DO THIS —
Write out the data below exactly as given, without any of its pictures.

RECORD SET —

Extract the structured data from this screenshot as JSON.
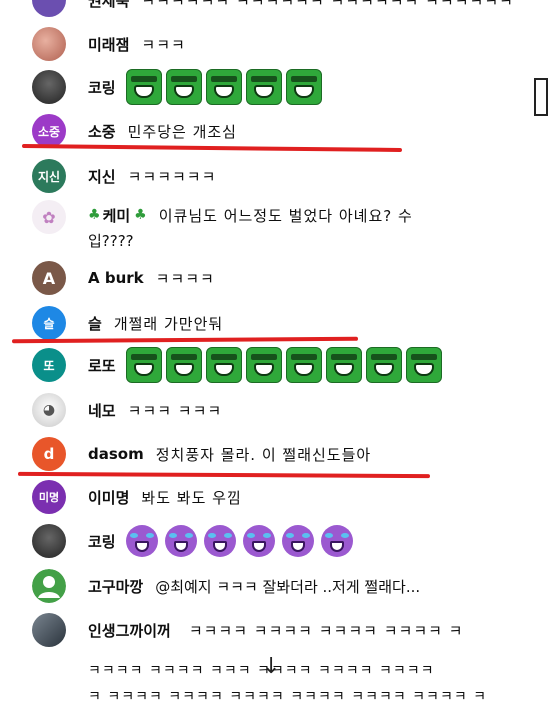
{
  "chat": {
    "messages": [
      {
        "author": "권세욱",
        "text": "ㅋㅋㅋㅋㅋㅋ ㅋㅋㅋㅋㅋㅋ ㅋㅋㅋㅋㅋㅋ ㅋㅋㅋㅋㅋㅋ",
        "avatar": "",
        "color": "#6b4fb0"
      },
      {
        "author": "미래잼",
        "text": "ㅋㅋㅋ",
        "avatar": "",
        "color": "#c98878"
      },
      {
        "author": "코링",
        "text": "",
        "emoji": "hulk-laugh-emoji",
        "emoji_count": 5,
        "avatar": "",
        "color": "#3a3a3a"
      },
      {
        "author": "소중",
        "text": "민주당은 개조심",
        "avatar": "소중",
        "color": "#9c3ac7"
      },
      {
        "author": "지신",
        "text": "ㅋㅋㅋㅋㅋㅋ",
        "avatar": "지신",
        "color": "#2c7a5c"
      },
      {
        "author": "케미",
        "text": "이큐님도 어느정도 벌었다 아녜요? 수",
        "text_cont": "입????",
        "avatar": "",
        "color": "#f0e6f0"
      },
      {
        "author": "A burk",
        "text": "ㅋㅋㅋㅋ",
        "avatar": "A",
        "color": "#7a5848"
      },
      {
        "author": "슬",
        "text": "개쩔래 가만안둬",
        "avatar": "슬",
        "color": "#1e88e5"
      },
      {
        "author": "로또",
        "text": "",
        "emoji": "hulk-laugh-emoji",
        "emoji_count": 8,
        "avatar": "또",
        "color": "#0a8f8a"
      },
      {
        "author": "네모",
        "text": "ㅋㅋㅋ ㅋㅋㅋ",
        "avatar": "",
        "color": "#d8d8d8"
      },
      {
        "author": "dasom",
        "text": "정치풍자 몰라. 이 쩔래신도들아",
        "avatar": "d",
        "color": "#e8562a"
      },
      {
        "author": "이미명",
        "text": "봐도 봐도 우낌",
        "avatar": "미명",
        "color": "#7b2fb0"
      },
      {
        "author": "코링",
        "text": "",
        "emoji": "purple-laugh-emoji",
        "emoji_count": 6,
        "avatar": "",
        "color": "#3a3a3a"
      },
      {
        "author": "고구마깡",
        "text": "@최예지 ㅋㅋㅋ 잘봐더라 ..저게 쩔래다...",
        "avatar": "",
        "color": "#43a047"
      },
      {
        "author": "인생그까이꺼",
        "text": "ㅋㅋㅋㅋ ㅋㅋㅋㅋ ㅋㅋㅋㅋ ㅋㅋㅋㅋ ㅋ",
        "avatar": "",
        "color": "#4a5560"
      }
    ],
    "long_lines": [
      "ㅋㅋㅋㅋ ㅋㅋㅋㅋ ㅋㅋㅋ         ㅋㅋㅋㅋ ㅋㅋㅋㅋ ㅋㅋㅋㅋ",
      "ㅋ ㅋㅋㅋㅋ ㅋㅋㅋㅋ ㅋㅋㅋㅋ ㅋㅋㅋㅋ ㅋㅋㅋㅋ ㅋㅋㅋㅋ ㅋ"
    ],
    "accent_underline": "#e02020"
  }
}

CORRECT RESPONSE —
Extract the structured data from this screenshot as JSON.
{
  "chat": {
    "messages": [
      {
        "author": "권세욱",
        "text": "ㅋㅋㅋㅋㅋㅋ ㅋㅋㅋㅋㅋㅋ ㅋㅋㅋㅋㅋㅋ ㅋㅋㅋㅋㅋㅋ",
        "avatar": "",
        "color": "#6b4fb0"
      },
      {
        "author": "미래잼",
        "text": "ㅋㅋㅋ",
        "avatar": "",
        "color": "#c98878"
      },
      {
        "author": "코링",
        "text": "",
        "emoji": "hulk-laugh-emoji",
        "emoji_count": 5,
        "avatar": "",
        "color": "#3a3a3a"
      },
      {
        "author": "소중",
        "text": "민주당은 개조심",
        "avatar": "소중",
        "color": "#9c3ac7"
      },
      {
        "author": "지신",
        "text": "ㅋㅋㅋㅋㅋㅋ",
        "avatar": "지신",
        "color": "#2c7a5c"
      },
      {
        "author": "케미",
        "text": "이큐님도 어느정도 벌었다 아녜요? 수",
        "text_cont": "입????",
        "avatar": "",
        "color": "#f0e6f0"
      },
      {
        "author": "A burk",
        "text": "ㅋㅋㅋㅋ",
        "avatar": "A",
        "color": "#7a5848"
      },
      {
        "author": "슬",
        "text": "개쩔래 가만안둬",
        "avatar": "슬",
        "color": "#1e88e5"
      },
      {
        "author": "로또",
        "text": "",
        "emoji": "hulk-laugh-emoji",
        "emoji_count": 8,
        "avatar": "또",
        "color": "#0a8f8a"
      },
      {
        "author": "네모",
        "text": "ㅋㅋㅋ ㅋㅋㅋ",
        "avatar": "",
        "color": "#d8d8d8"
      },
      {
        "author": "dasom",
        "text": "정치풍자 몰라. 이 쩔래신도들아",
        "avatar": "d",
        "color": "#e8562a"
      },
      {
        "author": "이미명",
        "text": "봐도 봐도 우낌",
        "avatar": "미명",
        "color": "#7b2fb0"
      },
      {
        "author": "코링",
        "text": "",
        "emoji": "purple-laugh-emoji",
        "emoji_count": 6,
        "avatar": "",
        "color": "#3a3a3a"
      },
      {
        "author": "고구마깡",
        "text": "@최예지 ㅋㅋㅋ 잘봐더라 ..저게 쩔래다...",
        "avatar": "",
        "color": "#43a047"
      },
      {
        "author": "인생그까이꺼",
        "text": "ㅋㅋㅋㅋ ㅋㅋㅋㅋ ㅋㅋㅋㅋ ㅋㅋㅋㅋ ㅋ",
        "avatar": "",
        "color": "#4a5560"
      }
    ],
    "long_lines": [
      "ㅋㅋㅋㅋ ㅋㅋㅋㅋ ㅋㅋㅋ         ㅋㅋㅋㅋ ㅋㅋㅋㅋ ㅋㅋㅋㅋ",
      "ㅋ ㅋㅋㅋㅋ ㅋㅋㅋㅋ ㅋㅋㅋㅋ ㅋㅋㅋㅋ ㅋㅋㅋㅋ ㅋㅋㅋㅋ ㅋ"
    ],
    "accent_underline": "#e02020"
  }
}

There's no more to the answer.